# Analogwerte in der CoDeSys skalieren



## lafu31 (17 Oktober 2010)

Hallo zusammen,

ich habe hier schon einiges über Analogwertskalierung gelesen, aber die ulitivmative Antwort für mein Problem, war da noch nicht dabei.

Also: ich habe mehrere Drucksensoren gleichen Typs. Deren Werte gelangen mittels 4-20mA Signal in eine WAGO-Steuerung, also CoDeSys Programmierung. Diese IntegerWerte sollen dann als bar-Wert visualisiert werden.

Das Problem: bei 4mA bekomm ich Integerwerte um die 4000 (4088, 4058, 4060, 3570,...ist von Sensor zu Sensor unterschiedlich). Einige schwanken auch ständig zwischen z.B. 4088 und 4048
Wenn ich die Werte nun mit dem AI-Skalierbaustein in einem Bereich von 0 bis 50bar skalieren will, denkt der Baustein der Wert bei Null bar wäre schon irgendein Druck von z.B. 5bar.

AUFGABE 1 → Schreib die Zeilen der Datensätze vom Anfang bis einschließlich der Zeile mit „The display module 100 is at (468, 231).“ als nummerierte Liste um und lass Leerzeilen weg. Die Bilder sollen in deiner Antwort nicht vorkommen.

Quelldaten:
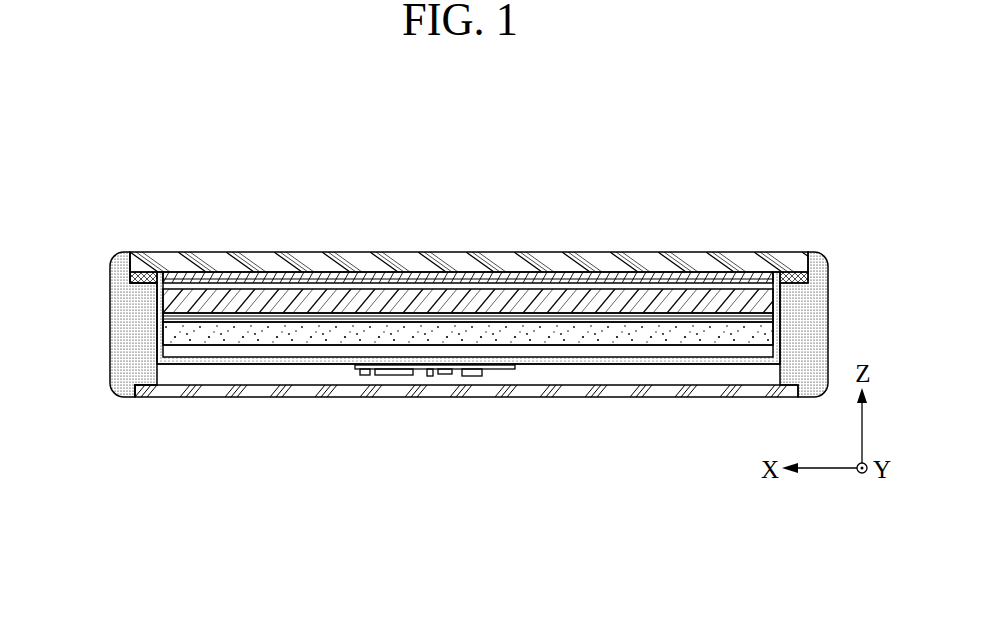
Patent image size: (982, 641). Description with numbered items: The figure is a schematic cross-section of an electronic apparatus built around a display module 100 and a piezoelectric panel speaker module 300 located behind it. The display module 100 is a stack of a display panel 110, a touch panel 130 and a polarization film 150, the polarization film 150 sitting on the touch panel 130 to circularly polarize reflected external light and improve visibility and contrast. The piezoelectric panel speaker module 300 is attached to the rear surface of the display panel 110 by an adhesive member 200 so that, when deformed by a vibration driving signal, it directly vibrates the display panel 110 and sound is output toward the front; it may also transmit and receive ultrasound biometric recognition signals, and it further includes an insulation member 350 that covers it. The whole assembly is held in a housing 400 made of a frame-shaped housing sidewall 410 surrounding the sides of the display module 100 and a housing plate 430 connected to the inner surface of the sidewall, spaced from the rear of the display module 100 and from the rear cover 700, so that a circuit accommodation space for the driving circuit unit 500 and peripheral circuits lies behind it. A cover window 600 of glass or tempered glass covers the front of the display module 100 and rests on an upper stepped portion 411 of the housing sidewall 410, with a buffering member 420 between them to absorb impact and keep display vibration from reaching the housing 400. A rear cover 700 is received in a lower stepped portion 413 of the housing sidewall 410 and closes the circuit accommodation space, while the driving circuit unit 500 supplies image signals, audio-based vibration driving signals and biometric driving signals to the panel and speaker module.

The display module 100 is at (468, 231).
The display panel 110 is at (280, 177).
The touch panel 130 is at (332, 283).
The polarization film 150 is at (272, 278).
The adhesive member 200 is at (478, 318).
The piezoelectric panel speaker module 300 is at (272, 337).
The insulation member 350 is at (318, 323).
The housing 400 is at (434, 340).
The housing sidewall 410 is at (145, 366).
The upper stepped portion 411 is at (130, 285).
The lower stepped portion 413 is at (135, 385).
The buffering member 420 is at (139, 280).
The housing plate 430 is at (198, 366).
The driving circuit unit 500 is at (418, 369).
The cover window 600 is at (206, 260).
The rear cover 700 is at (582, 390).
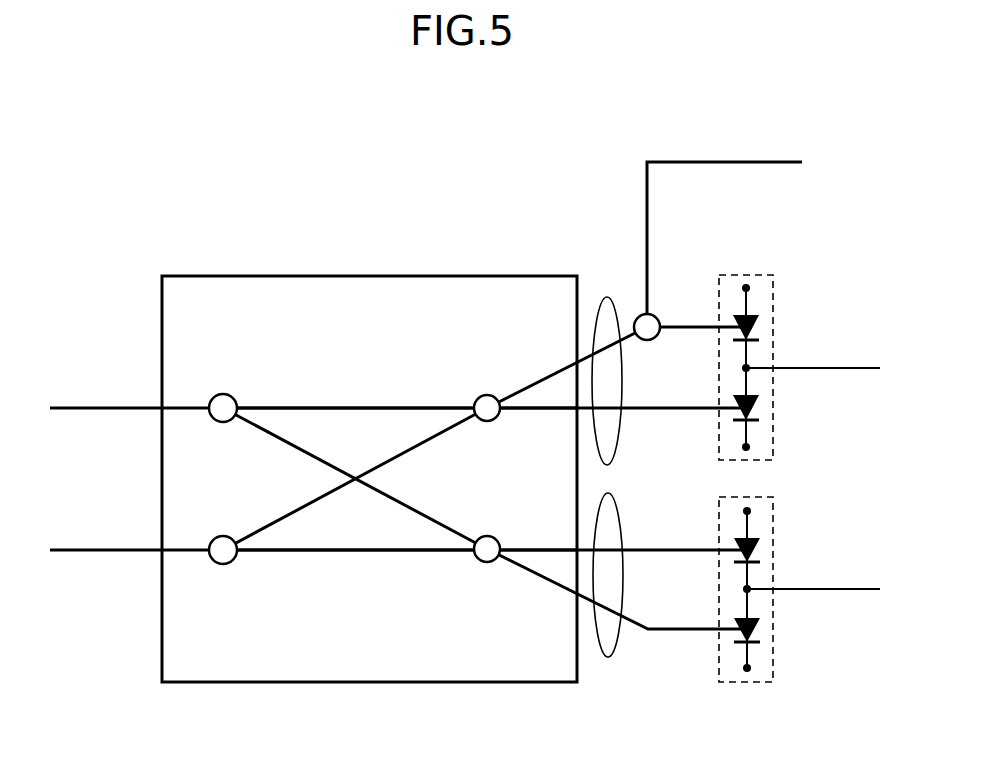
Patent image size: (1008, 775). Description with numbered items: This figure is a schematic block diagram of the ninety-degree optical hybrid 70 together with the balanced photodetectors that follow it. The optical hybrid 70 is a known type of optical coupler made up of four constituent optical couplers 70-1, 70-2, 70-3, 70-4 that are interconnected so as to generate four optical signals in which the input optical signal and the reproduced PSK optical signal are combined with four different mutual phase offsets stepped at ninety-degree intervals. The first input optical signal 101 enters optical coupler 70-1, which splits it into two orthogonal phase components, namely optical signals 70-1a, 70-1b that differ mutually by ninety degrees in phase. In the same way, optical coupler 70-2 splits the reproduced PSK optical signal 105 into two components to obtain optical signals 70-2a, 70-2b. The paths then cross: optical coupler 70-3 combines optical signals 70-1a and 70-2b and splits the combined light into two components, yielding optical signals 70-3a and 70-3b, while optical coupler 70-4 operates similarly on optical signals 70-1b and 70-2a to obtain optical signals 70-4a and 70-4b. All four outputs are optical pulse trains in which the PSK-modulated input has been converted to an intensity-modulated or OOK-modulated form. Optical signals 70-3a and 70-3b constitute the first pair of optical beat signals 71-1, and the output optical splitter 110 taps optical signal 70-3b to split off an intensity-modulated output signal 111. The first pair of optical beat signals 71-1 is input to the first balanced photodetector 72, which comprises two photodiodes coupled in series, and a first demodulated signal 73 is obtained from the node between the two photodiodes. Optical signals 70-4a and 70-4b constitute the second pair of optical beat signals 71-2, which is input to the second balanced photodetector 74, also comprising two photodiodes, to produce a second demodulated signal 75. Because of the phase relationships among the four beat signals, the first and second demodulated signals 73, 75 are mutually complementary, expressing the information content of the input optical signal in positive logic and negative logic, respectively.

The 90° optical hybrid 70 is at (375, 276).
The optical coupler 70-1 is at (224, 394).
The optical signal 70-1a is at (327, 393).
The optical signal 70-1b is at (272, 423).
The optical coupler 70-2 is at (224, 535).
The optical signal 70-2a is at (327, 563).
The optical signal 70-2b is at (273, 533).
The optical coupler 70-3 is at (474, 395).
The optical signal 70-3a is at (562, 422).
The optical signal 70-3b is at (560, 355).
The optical coupler 70-4 is at (472, 535).
The optical signal 70-4a is at (565, 537).
The optical signal 70-4b is at (560, 600).
The first pair of optical beat signals 71-1 is at (607, 297).
The second pair of optical beat signals 71-2 is at (608, 657).
The first balanced photodetector 72 is at (744, 276).
The first demodulated signal 73 is at (857, 355).
The second balanced photodetector 74 is at (740, 684).
The second demodulated signal 75 is at (858, 577).
The first input optical signal 101 is at (132, 393).
The reproduced PSK optical signal 105 is at (132, 537).
The output optical splitter 110 is at (650, 342).
The intensity-modulated output signal 111 is at (635, 200).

AUFGABE 2 → Gib aus dem Forenbeitrag zur Analogwertskalierung in CoDeSys die Stelle von „Also: ich habe“ bis einschließlich „von z.B. 5bar.“ wortgetreu aus.

LÖSUNG 1 →
1. Patent image size: (982, 641). Description with numbered items: The figure is a schematic cross-section of an electronic apparatus built around a display module 100 and a piezoelectric panel speaker module 300 located behind it. The display module 100 is a stack of a display panel 110, a touch panel 130 and a polarization film 150, the polarization film 150 sitting on the touch panel 130 to circularly polarize reflected external light and improve visibility and contrast. The piezoelectric panel speaker module 300 is attached to the rear surface of the display panel 110 by an adhesive member 200 so that, when deformed by a vibration driving signal, it directly vibrates the display panel 110 and sound is output toward the front; it may also transmit and receive ultrasound biometric recognition signals, and it further includes an insulation member 350 that covers it. The whole assembly is held in a housing 400 made of a frame-shaped housing sidewall 410 surrounding the sides of the display module 100 and a housing plate 430 connected to the inner surface of the sidewall, spaced from the rear of the display module 100 and from the rear cover 700, so that a circuit accommodation space for the driving circuit unit 500 and peripheral circuits lies behind it. A cover window 600 of glass or tempered glass covers the front of the display module 100 and rests on an upper stepped portion 411 of the housing sidewall 410, with a buffering member 420 between them to absorb impact and keep display vibration from reaching the housing 400. A rear cover 700 is received in a lower stepped portion 413 of the housing sidewall 410 and closes the circuit accommodation space, while the driving circuit unit 500 supplies image signals, audio-based vibration driving signals and biometric driving signals to the panel and speaker module.
2. The display module 100 is at (468, 231).

LÖSUNG 2 →
Also: ich habe mehrere Drucksensoren gleichen Typs. Deren Werte gelangen mittels 4-20mA Signal in eine WAGO-Steuerung, also CoDeSys Programmierung. Diese IntegerWerte sollen dann als bar-Wert visualisiert werden.

Das Problem: bei 4mA bekomm ich Integerwerte um die 4000 (4088, 4058, 4060, 3570,...ist von Sensor zu Sensor unterschiedlich). Einige schwanken auch ständig zwischen z.B. 4088 und 4048
Wenn ich die Werte nun mit dem AI-Skalierbaustein in einem Bereich von 0 bis 50bar skalieren will, denkt der Baustein der Wert bei Null bar wäre schon irgendein Druck von z.B. 5bar.